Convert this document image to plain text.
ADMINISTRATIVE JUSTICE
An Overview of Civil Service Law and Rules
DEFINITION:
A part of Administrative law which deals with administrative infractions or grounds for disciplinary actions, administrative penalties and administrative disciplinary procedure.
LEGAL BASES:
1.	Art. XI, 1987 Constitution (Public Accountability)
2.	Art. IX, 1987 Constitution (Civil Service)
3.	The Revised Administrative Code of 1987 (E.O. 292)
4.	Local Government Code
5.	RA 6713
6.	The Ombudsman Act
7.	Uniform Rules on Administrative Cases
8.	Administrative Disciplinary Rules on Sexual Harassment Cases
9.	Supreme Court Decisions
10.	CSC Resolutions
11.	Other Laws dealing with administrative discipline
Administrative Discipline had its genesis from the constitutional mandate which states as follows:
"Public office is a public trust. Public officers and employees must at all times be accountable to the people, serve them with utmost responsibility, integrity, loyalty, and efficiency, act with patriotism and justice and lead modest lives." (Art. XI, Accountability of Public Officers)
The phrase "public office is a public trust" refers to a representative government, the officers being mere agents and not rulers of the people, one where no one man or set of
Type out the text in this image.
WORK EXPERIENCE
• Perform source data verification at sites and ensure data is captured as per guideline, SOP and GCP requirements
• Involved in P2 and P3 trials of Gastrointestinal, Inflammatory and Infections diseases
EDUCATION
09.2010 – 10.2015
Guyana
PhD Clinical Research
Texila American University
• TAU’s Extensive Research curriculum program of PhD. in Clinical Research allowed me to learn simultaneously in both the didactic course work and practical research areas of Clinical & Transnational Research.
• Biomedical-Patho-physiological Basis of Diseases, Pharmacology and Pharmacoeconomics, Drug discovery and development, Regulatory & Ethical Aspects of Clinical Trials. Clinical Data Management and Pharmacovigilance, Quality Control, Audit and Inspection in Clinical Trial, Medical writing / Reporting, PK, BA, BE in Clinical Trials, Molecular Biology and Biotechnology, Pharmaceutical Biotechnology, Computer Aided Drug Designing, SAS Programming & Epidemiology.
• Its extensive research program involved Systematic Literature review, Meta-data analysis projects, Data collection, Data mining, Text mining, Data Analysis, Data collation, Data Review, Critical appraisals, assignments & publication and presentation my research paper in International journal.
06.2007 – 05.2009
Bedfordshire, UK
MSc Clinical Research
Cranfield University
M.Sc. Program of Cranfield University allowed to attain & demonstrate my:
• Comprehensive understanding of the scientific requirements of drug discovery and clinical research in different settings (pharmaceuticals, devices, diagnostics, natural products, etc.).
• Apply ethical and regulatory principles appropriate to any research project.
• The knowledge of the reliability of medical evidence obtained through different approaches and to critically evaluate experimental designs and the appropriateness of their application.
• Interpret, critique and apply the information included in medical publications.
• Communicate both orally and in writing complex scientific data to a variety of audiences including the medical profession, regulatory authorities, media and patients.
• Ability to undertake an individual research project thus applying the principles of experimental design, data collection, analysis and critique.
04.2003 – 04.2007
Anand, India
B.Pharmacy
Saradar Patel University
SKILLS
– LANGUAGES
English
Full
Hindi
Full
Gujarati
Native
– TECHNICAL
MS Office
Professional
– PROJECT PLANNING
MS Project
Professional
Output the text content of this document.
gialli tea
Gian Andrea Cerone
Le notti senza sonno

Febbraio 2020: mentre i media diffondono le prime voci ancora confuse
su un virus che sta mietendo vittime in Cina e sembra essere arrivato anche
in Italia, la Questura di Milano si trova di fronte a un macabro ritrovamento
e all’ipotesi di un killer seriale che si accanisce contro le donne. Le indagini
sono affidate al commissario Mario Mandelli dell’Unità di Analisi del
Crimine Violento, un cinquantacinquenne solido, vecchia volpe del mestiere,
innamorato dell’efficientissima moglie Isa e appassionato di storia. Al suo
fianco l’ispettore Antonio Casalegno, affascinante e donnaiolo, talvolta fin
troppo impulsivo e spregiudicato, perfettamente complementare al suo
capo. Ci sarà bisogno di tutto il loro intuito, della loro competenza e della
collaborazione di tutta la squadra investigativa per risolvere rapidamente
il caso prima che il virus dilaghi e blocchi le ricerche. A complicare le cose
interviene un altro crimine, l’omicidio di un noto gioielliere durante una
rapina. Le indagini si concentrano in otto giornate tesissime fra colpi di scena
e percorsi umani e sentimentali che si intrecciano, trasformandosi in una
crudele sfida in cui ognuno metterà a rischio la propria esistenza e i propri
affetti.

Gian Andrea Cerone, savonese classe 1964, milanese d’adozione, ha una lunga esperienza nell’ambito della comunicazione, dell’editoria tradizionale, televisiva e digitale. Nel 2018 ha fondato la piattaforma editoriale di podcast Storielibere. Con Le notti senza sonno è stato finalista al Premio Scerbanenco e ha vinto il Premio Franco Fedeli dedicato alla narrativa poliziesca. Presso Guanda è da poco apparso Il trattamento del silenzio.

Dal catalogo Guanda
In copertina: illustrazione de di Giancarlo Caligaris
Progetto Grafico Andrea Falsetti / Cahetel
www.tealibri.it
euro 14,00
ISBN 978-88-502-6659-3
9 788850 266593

══════════

Please return a copy of each line in the entries that has the string "critique".

• Interpret, critique and apply the information included in medical publications.
• Ability to undertake an individual research project thus applying the principles of experimental design, data collection, analysis and critique.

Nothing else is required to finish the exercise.